TASK GOAL =>
Scan the lines below for the word "panel". Copy each line you find it in.

DATA ENTRIES =>
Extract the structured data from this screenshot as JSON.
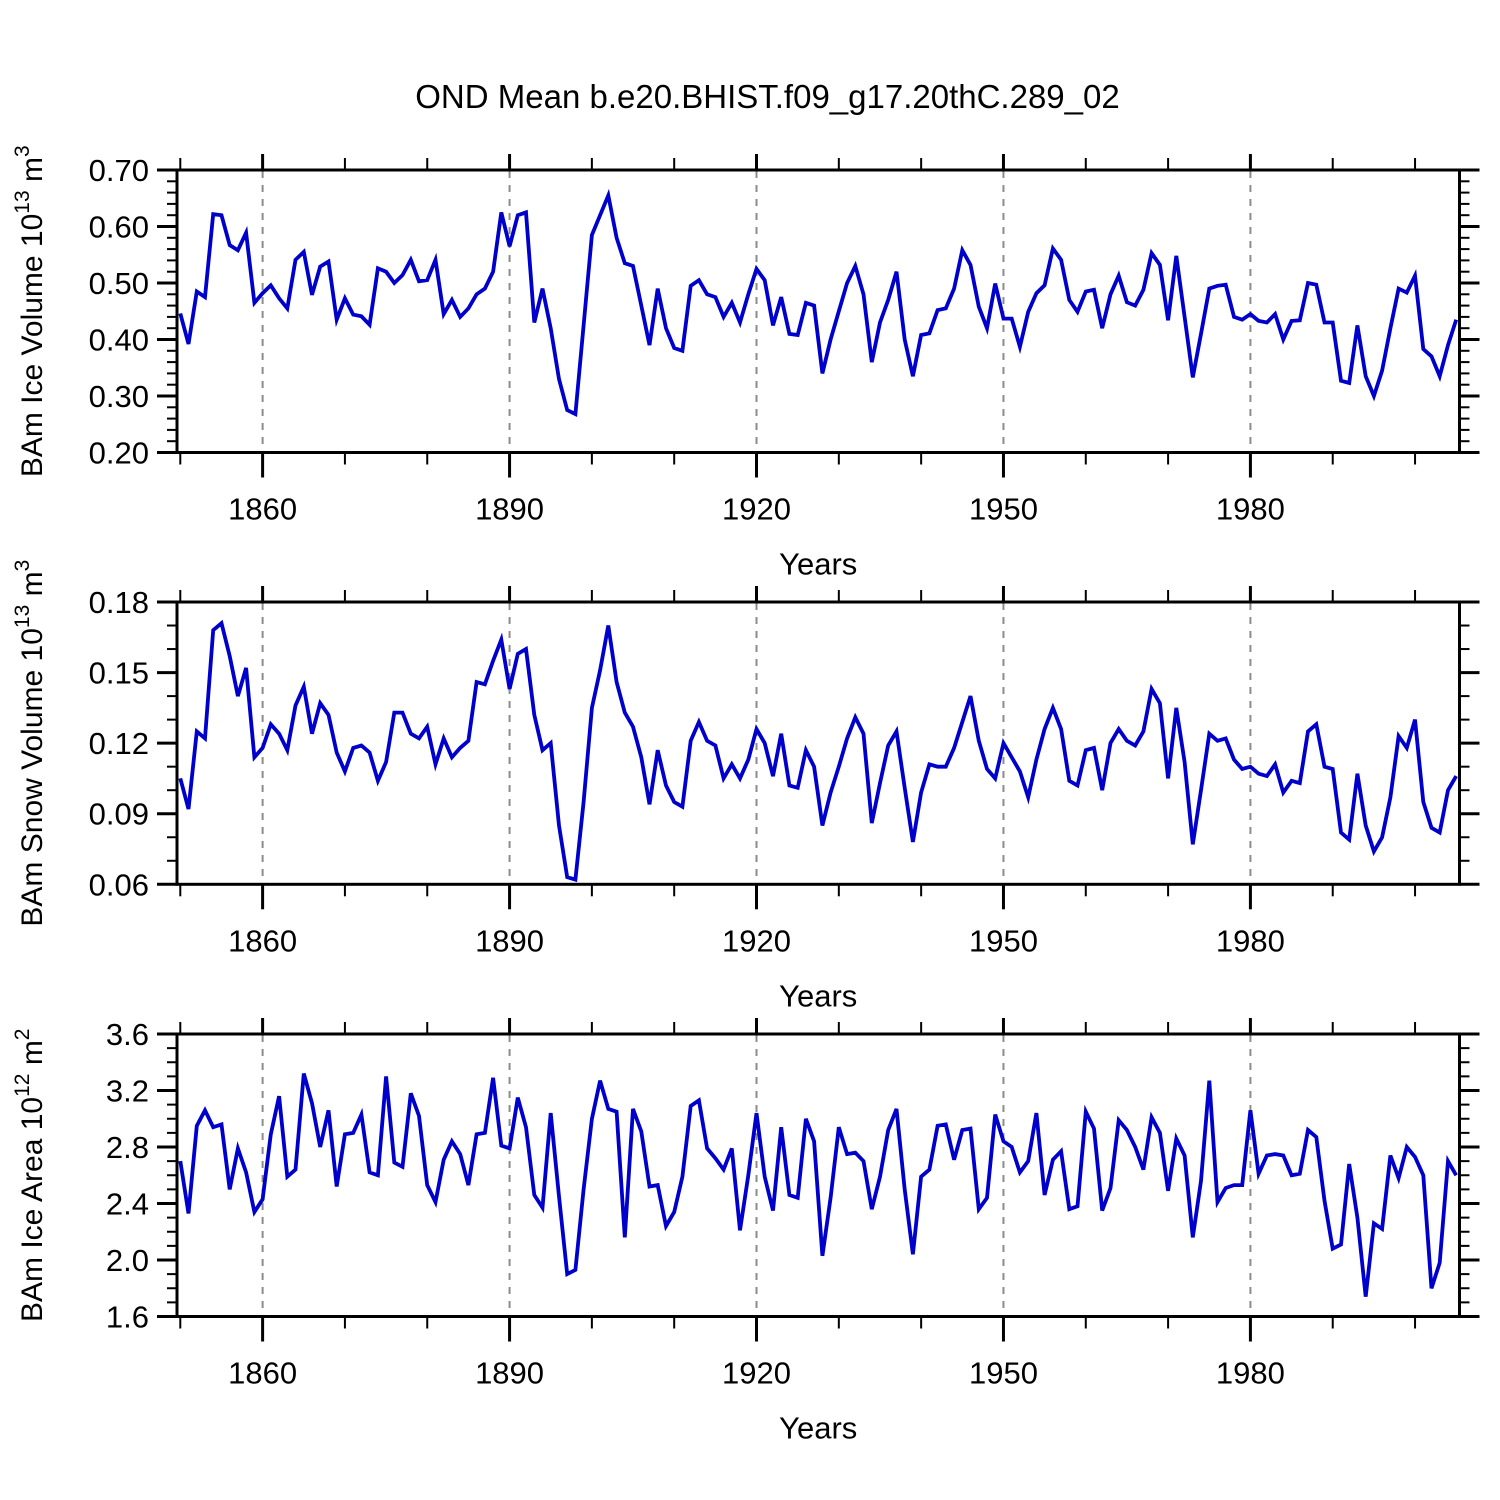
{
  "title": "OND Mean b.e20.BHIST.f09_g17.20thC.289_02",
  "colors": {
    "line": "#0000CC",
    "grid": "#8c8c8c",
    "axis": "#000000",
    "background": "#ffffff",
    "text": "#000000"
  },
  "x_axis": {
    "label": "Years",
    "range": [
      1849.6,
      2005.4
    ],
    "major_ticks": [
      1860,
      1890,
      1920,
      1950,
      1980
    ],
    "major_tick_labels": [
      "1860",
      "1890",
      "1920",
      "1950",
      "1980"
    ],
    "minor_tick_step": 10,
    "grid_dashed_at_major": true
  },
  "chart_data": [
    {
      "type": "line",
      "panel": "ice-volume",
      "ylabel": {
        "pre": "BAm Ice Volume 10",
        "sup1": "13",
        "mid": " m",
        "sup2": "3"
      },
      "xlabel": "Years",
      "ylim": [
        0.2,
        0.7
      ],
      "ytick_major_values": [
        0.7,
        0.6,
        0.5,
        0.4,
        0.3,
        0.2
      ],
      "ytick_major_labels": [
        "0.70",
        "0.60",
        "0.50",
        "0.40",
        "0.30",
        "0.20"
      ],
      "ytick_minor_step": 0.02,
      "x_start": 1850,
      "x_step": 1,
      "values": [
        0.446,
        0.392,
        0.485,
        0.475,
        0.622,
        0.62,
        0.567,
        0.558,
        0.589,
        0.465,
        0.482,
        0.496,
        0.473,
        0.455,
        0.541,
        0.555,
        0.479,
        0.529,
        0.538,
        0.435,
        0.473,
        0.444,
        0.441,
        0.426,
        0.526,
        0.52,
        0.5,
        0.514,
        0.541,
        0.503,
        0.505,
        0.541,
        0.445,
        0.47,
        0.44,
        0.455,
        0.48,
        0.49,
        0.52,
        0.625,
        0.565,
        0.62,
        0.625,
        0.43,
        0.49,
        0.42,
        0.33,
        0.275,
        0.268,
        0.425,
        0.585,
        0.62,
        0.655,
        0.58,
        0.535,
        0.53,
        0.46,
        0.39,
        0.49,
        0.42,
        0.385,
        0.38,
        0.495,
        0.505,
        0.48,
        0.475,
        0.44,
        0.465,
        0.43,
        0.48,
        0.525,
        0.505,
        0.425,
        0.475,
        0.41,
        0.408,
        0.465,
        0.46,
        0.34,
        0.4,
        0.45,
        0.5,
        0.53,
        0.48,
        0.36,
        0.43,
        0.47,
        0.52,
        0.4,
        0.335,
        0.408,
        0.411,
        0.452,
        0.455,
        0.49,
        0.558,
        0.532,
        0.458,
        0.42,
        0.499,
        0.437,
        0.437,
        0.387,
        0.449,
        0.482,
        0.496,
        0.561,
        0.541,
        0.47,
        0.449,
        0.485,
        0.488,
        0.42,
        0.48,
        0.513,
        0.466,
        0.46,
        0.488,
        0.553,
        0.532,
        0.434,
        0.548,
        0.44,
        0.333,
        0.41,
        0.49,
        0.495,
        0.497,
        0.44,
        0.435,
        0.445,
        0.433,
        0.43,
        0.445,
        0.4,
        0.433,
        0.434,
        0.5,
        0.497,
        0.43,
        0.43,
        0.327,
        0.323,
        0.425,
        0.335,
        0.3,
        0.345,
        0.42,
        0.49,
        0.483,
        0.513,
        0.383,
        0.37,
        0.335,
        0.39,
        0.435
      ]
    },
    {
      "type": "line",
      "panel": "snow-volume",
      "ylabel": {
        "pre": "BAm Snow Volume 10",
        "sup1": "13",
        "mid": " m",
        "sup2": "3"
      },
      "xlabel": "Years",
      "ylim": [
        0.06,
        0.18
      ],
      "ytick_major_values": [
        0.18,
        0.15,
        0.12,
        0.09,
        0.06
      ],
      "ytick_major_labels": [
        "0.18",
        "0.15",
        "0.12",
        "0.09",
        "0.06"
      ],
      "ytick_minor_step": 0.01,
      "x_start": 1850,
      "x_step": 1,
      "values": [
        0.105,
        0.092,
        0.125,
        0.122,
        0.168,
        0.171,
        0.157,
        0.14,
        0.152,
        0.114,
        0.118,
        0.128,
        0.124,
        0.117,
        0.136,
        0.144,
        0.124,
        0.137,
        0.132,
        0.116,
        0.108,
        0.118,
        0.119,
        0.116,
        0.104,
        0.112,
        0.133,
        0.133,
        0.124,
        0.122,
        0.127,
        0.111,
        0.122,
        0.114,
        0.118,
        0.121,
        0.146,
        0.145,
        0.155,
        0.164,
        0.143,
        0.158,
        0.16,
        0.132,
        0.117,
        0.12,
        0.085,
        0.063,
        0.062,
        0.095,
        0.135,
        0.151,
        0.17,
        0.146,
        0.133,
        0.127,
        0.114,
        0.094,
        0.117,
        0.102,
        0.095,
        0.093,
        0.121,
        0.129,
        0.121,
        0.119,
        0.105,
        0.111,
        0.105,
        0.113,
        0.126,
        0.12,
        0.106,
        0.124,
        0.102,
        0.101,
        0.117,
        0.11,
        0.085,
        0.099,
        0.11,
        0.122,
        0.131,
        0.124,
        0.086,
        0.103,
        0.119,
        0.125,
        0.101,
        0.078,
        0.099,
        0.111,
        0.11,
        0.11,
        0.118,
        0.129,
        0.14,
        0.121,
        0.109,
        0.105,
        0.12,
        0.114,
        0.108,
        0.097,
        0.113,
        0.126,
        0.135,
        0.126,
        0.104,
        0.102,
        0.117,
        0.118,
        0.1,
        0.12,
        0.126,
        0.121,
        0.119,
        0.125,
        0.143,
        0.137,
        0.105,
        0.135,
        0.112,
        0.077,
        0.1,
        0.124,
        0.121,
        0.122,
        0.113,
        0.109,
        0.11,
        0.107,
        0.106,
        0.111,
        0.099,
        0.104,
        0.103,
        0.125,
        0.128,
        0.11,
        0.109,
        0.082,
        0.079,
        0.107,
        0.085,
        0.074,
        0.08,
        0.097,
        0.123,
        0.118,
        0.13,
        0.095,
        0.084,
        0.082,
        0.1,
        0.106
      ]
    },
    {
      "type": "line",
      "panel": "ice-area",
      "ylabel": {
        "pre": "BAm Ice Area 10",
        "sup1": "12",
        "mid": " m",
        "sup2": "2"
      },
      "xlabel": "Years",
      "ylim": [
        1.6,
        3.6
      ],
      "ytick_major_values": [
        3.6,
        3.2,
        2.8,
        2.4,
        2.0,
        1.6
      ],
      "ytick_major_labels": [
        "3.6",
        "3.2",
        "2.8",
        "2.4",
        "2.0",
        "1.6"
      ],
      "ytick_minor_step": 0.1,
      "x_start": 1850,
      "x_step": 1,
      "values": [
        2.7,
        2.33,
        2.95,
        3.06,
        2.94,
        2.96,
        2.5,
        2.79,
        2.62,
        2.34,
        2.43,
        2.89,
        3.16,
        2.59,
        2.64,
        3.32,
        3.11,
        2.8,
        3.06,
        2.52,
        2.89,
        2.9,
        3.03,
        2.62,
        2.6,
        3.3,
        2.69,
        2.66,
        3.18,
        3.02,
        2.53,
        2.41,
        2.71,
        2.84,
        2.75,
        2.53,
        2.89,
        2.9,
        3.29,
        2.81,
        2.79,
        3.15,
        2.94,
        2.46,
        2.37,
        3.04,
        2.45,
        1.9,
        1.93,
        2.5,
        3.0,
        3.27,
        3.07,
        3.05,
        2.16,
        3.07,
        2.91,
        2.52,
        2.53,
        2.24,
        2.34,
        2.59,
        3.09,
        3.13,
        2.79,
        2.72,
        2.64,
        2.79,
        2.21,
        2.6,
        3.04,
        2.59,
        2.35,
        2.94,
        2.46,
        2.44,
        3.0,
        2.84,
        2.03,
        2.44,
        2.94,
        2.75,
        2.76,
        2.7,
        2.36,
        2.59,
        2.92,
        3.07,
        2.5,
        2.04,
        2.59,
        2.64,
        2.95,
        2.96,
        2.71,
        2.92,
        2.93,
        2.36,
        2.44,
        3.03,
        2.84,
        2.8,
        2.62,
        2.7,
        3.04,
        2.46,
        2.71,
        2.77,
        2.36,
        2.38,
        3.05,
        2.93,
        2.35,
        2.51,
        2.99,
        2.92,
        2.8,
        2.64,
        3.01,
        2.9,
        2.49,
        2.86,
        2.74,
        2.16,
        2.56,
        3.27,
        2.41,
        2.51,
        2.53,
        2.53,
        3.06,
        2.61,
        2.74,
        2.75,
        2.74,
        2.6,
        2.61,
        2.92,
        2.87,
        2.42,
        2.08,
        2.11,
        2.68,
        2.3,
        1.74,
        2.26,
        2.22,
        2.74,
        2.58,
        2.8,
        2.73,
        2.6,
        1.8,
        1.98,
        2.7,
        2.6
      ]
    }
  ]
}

ANSWER FOR THIS EXERCISE =>
      "panel": "ice-volume",
      "panel": "snow-volume",
      "panel": "ice-area",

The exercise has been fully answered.